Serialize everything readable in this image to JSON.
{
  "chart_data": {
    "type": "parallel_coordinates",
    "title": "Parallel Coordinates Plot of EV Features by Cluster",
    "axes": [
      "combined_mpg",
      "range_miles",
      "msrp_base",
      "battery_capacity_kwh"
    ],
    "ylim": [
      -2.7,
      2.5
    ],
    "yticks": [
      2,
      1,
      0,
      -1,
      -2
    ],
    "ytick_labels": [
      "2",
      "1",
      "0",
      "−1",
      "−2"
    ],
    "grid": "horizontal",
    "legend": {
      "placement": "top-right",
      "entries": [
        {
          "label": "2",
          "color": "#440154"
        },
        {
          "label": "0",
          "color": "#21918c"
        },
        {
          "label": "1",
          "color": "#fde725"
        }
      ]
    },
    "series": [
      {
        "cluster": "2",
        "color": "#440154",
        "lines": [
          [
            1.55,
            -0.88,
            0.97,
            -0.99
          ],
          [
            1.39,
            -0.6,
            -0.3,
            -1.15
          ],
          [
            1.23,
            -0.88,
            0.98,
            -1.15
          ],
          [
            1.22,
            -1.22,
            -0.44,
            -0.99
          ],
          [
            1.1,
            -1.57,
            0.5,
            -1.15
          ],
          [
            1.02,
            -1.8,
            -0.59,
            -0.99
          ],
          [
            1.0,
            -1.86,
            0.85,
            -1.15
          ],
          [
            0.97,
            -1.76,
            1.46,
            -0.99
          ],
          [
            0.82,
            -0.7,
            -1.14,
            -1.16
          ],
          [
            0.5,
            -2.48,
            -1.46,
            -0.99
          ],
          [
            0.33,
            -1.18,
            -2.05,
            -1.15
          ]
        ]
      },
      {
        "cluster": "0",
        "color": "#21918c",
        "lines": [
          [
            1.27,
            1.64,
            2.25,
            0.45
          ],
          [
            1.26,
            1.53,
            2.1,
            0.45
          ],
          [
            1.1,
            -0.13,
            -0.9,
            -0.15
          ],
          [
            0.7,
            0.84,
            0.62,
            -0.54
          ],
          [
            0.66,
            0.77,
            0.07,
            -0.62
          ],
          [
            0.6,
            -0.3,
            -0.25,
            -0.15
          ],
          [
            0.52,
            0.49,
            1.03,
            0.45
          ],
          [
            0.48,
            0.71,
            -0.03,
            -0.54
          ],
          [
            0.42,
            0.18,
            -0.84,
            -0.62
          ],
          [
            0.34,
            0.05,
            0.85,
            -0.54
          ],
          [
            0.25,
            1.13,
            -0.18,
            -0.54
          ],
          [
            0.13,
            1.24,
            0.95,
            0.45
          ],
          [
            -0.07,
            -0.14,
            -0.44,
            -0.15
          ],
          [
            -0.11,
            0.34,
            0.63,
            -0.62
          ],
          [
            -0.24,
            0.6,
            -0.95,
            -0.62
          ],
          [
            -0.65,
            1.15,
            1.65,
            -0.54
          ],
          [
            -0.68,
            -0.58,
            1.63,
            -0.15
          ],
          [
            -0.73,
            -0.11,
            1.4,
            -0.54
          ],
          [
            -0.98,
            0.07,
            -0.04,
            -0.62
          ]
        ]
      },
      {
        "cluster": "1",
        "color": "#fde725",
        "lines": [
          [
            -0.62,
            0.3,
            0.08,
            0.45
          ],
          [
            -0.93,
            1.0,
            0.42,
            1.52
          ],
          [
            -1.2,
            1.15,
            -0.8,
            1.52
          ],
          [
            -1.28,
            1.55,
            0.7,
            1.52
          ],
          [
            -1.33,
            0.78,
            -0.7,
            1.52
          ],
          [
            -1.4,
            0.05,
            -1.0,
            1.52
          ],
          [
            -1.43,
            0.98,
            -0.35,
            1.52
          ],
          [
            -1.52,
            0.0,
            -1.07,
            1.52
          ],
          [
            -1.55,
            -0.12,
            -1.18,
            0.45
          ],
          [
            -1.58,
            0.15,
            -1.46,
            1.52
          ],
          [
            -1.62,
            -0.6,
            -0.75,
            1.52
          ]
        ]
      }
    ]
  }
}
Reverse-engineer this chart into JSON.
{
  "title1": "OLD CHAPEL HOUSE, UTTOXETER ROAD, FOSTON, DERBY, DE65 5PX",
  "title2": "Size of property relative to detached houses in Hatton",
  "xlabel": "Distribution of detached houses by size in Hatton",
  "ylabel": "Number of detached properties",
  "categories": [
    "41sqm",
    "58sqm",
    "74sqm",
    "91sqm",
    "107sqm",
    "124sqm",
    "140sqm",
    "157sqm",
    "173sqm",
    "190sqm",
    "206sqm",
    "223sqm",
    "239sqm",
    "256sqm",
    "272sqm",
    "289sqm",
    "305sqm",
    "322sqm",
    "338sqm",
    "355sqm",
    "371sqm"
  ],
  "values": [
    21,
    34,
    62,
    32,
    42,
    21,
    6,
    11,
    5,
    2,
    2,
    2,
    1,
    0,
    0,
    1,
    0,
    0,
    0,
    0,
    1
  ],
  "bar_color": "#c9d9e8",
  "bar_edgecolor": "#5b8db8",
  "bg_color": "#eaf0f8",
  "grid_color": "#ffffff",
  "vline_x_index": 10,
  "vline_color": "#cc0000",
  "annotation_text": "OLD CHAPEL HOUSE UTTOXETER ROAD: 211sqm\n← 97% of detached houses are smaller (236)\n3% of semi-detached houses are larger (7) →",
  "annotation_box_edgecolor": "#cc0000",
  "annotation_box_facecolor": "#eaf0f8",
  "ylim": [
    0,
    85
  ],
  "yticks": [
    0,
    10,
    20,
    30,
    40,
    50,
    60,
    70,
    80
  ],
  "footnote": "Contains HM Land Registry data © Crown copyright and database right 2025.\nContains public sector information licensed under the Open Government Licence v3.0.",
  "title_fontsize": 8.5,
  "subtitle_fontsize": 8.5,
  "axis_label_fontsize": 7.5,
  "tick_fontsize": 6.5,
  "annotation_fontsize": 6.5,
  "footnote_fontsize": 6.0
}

__________________________________________________

Return the full listing, character for character.

Serialize everything readable in this image to JSON.
{
  "chart_data": {
    "type": "parallel_coordinates",
    "title": "Parallel Coordinates Plot of EV Features by Cluster",
    "axes": [
      "combined_mpg",
      "range_miles",
      "msrp_base",
      "battery_capacity_kwh"
    ],
    "ylim": [
      -2.7,
      2.5
    ],
    "yticks": [
      2,
      1,
      0,
      -1,
      -2
    ],
    "ytick_labels": [
      "2",
      "1",
      "0",
      "−1",
      "−2"
    ],
    "grid": "horizontal",
    "legend": {
      "placement": "top-right",
      "entries": [
        {
          "label": "2",
          "color": "#440154"
        },
        {
          "label": "0",
          "color": "#21918c"
        },
        {
          "label": "1",
          "color": "#fde725"
        }
      ]
    },
    "series": [
      {
        "cluster": "2",
        "color": "#440154",
        "lines": [
          [
            1.55,
            -0.88,
            0.97,
            -0.99
          ],
          [
            1.39,
            -0.6,
            -0.3,
            -1.15
          ],
          [
            1.23,
            -0.88,
            0.98,
            -1.15
          ],
          [
            1.22,
            -1.22,
            -0.44,
            -0.99
          ],
          [
            1.1,
            -1.57,
            0.5,
            -1.15
          ],
          [
            1.02,
            -1.8,
            -0.59,
            -0.99
          ],
          [
            1.0,
            -1.86,
            0.85,
            -1.15
          ],
          [
            0.97,
            -1.76,
            1.46,
            -0.99
          ],
          [
            0.82,
            -0.7,
            -1.14,
            -1.16
          ],
          [
            0.5,
            -2.48,
            -1.46,
            -0.99
          ],
          [
            0.33,
            -1.18,
            -2.05,
            -1.15
          ]
        ]
      },
      {
        "cluster": "0",
        "color": "#21918c",
        "lines": [
          [
            1.27,
            1.64,
            2.25,
            0.45
          ],
          [
            1.26,
            1.53,
            2.1,
            0.45
          ],
          [
            1.1,
            -0.13,
            -0.9,
            -0.15
          ],
          [
            0.7,
            0.84,
            0.62,
            -0.54
          ],
          [
            0.66,
            0.77,
            0.07,
            -0.62
          ],
          [
            0.6,
            -0.3,
            -0.25,
            -0.15
          ],
          [
            0.52,
            0.49,
            1.03,
            0.45
          ],
          [
            0.48,
            0.71,
            -0.03,
            -0.54
          ],
          [
            0.42,
            0.18,
            -0.84,
            -0.62
          ],
          [
            0.34,
            0.05,
            0.85,
            -0.54
          ],
          [
            0.25,
            1.13,
            -0.18,
            -0.54
          ],
          [
            0.13,
            1.24,
            0.95,
            0.45
          ],
          [
            -0.07,
            -0.14,
            -0.44,
            -0.15
          ],
          [
            -0.11,
            0.34,
            0.63,
            -0.62
          ],
          [
            -0.24,
            0.6,
            -0.95,
            -0.62
          ],
          [
            -0.65,
            1.15,
            1.65,
            -0.54
          ],
          [
            -0.68,
            -0.58,
            1.63,
            -0.15
          ],
          [
            -0.73,
            -0.11,
            1.4,
            -0.54
          ],
          [
            -0.98,
            0.07,
            -0.04,
            -0.62
          ]
        ]
      },
      {
        "cluster": "1",
        "color": "#fde725",
        "lines": [
          [
            -0.62,
            0.3,
            0.08,
            0.45
          ],
          [
            -0.93,
            1.0,
            0.42,
            1.52
          ],
          [
            -1.2,
            1.15,
            -0.8,
            1.52
          ],
          [
            -1.28,
            1.55,
            0.7,
            1.52
          ],
          [
            -1.33,
            0.78,
            -0.7,
            1.52
          ],
          [
            -1.4,
            0.05,
            -1.0,
            1.52
          ],
          [
            -1.43,
            0.98,
            -0.35,
            1.52
          ],
          [
            -1.52,
            0.0,
            -1.07,
            1.52
          ],
          [
            -1.55,
            -0.12,
            -1.18,
            0.45
          ],
          [
            -1.58,
            0.15,
            -1.46,
            1.52
          ],
          [
            -1.62,
            -0.6,
            -0.75,
            1.52
          ]
        ]
      }
    ]
  }
}
Reverse-engineer this chart into JSON.
{
  "title1": "OLD CHAPEL HOUSE, UTTOXETER ROAD, FOSTON, DERBY, DE65 5PX",
  "title2": "Size of property relative to detached houses in Hatton",
  "xlabel": "Distribution of detached houses by size in Hatton",
  "ylabel": "Number of detached properties",
  "categories": [
    "41sqm",
    "58sqm",
    "74sqm",
    "91sqm",
    "107sqm",
    "124sqm",
    "140sqm",
    "157sqm",
    "173sqm",
    "190sqm",
    "206sqm",
    "223sqm",
    "239sqm",
    "256sqm",
    "272sqm",
    "289sqm",
    "305sqm",
    "322sqm",
    "338sqm",
    "355sqm",
    "371sqm"
  ],
  "values": [
    21,
    34,
    62,
    32,
    42,
    21,
    6,
    11,
    5,
    2,
    2,
    2,
    1,
    0,
    0,
    1,
    0,
    0,
    0,
    0,
    1
  ],
  "bar_color": "#c9d9e8",
  "bar_edgecolor": "#5b8db8",
  "bg_color": "#eaf0f8",
  "grid_color": "#ffffff",
  "vline_x_index": 10,
  "vline_color": "#cc0000",
  "annotation_text": "OLD CHAPEL HOUSE UTTOXETER ROAD: 211sqm\n← 97% of detached houses are smaller (236)\n3% of semi-detached houses are larger (7) →",
  "annotation_box_edgecolor": "#cc0000",
  "annotation_box_facecolor": "#eaf0f8",
  "ylim": [
    0,
    85
  ],
  "yticks": [
    0,
    10,
    20,
    30,
    40,
    50,
    60,
    70,
    80
  ],
  "footnote": "Contains HM Land Registry data © Crown copyright and database right 2025.\nContains public sector information licensed under the Open Government Licence v3.0.",
  "title_fontsize": 8.5,
  "subtitle_fontsize": 8.5,
  "axis_label_fontsize": 7.5,
  "tick_fontsize": 6.5,
  "annotation_fontsize": 6.5,
  "footnote_fontsize": 6.0
}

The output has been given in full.